## Exercise aim
Reproduce all entries precisely as they are written.

(Stored data entries)
┄┄┄┄┄┄┄┄┄┄

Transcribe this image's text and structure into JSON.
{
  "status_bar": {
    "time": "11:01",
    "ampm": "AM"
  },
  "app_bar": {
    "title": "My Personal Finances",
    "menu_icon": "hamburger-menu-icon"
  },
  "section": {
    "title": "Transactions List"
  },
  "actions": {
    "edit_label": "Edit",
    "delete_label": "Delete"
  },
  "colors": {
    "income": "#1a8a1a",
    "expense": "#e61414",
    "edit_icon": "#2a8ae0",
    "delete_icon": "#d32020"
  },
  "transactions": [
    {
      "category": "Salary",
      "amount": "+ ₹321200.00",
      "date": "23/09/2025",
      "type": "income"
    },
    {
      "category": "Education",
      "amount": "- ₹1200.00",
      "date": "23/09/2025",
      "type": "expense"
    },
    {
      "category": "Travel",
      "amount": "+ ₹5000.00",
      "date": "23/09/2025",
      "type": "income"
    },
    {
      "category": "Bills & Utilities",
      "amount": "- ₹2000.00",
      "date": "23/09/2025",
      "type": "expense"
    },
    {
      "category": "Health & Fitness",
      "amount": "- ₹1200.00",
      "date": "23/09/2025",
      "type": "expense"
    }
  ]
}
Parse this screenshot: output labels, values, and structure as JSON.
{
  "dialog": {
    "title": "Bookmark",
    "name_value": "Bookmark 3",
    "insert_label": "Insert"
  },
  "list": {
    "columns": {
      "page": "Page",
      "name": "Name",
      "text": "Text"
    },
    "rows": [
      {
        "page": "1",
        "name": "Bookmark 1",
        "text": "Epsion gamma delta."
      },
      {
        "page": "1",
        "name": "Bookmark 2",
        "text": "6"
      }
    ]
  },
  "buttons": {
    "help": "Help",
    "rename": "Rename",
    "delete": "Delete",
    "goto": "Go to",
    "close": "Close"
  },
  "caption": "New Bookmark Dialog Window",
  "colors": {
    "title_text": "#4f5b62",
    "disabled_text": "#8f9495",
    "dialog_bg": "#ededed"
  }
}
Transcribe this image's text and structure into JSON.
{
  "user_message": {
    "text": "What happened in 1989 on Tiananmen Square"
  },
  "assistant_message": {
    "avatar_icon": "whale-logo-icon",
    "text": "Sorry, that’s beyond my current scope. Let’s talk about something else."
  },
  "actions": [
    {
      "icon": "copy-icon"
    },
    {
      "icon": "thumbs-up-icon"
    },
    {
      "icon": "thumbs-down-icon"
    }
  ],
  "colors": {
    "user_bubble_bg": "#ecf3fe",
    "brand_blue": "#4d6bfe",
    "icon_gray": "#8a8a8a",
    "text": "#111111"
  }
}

┄┄┄┄┄┄┄┄┄┄

## Completed exercise
Transcribe this image's text and structure into JSON.
{
  "status_bar": {
    "time": "11:01",
    "ampm": "AM"
  },
  "app_bar": {
    "title": "My Personal Finances",
    "menu_icon": "hamburger-menu-icon"
  },
  "section": {
    "title": "Transactions List"
  },
  "actions": {
    "edit_label": "Edit",
    "delete_label": "Delete"
  },
  "colors": {
    "income": "#1a8a1a",
    "expense": "#e61414",
    "edit_icon": "#2a8ae0",
    "delete_icon": "#d32020"
  },
  "transactions": [
    {
      "category": "Salary",
      "amount": "+ ₹321200.00",
      "date": "23/09/2025",
      "type": "income"
    },
    {
      "category": "Education",
      "amount": "- ₹1200.00",
      "date": "23/09/2025",
      "type": "expense"
    },
    {
      "category": "Travel",
      "amount": "+ ₹5000.00",
      "date": "23/09/2025",
      "type": "income"
    },
    {
      "category": "Bills & Utilities",
      "amount": "- ₹2000.00",
      "date": "23/09/2025",
      "type": "expense"
    },
    {
      "category": "Health & Fitness",
      "amount": "- ₹1200.00",
      "date": "23/09/2025",
      "type": "expense"
    }
  ]
}
Parse this screenshot: output labels, values, and structure as JSON.
{
  "dialog": {
    "title": "Bookmark",
    "name_value": "Bookmark 3",
    "insert_label": "Insert"
  },
  "list": {
    "columns": {
      "page": "Page",
      "name": "Name",
      "text": "Text"
    },
    "rows": [
      {
        "page": "1",
        "name": "Bookmark 1",
        "text": "Epsion gamma delta."
      },
      {
        "page": "1",
        "name": "Bookmark 2",
        "text": "6"
      }
    ]
  },
  "buttons": {
    "help": "Help",
    "rename": "Rename",
    "delete": "Delete",
    "goto": "Go to",
    "close": "Close"
  },
  "caption": "New Bookmark Dialog Window",
  "colors": {
    "title_text": "#4f5b62",
    "disabled_text": "#8f9495",
    "dialog_bg": "#ededed"
  }
}
Transcribe this image's text and structure into JSON.
{
  "user_message": {
    "text": "What happened in 1989 on Tiananmen Square"
  },
  "assistant_message": {
    "avatar_icon": "whale-logo-icon",
    "text": "Sorry, that’s beyond my current scope. Let’s talk about something else."
  },
  "actions": [
    {
      "icon": "copy-icon"
    },
    {
      "icon": "thumbs-up-icon"
    },
    {
      "icon": "thumbs-down-icon"
    }
  ],
  "colors": {
    "user_bubble_bg": "#ecf3fe",
    "brand_blue": "#4d6bfe",
    "icon_gray": "#8a8a8a",
    "text": "#111111"
  }
}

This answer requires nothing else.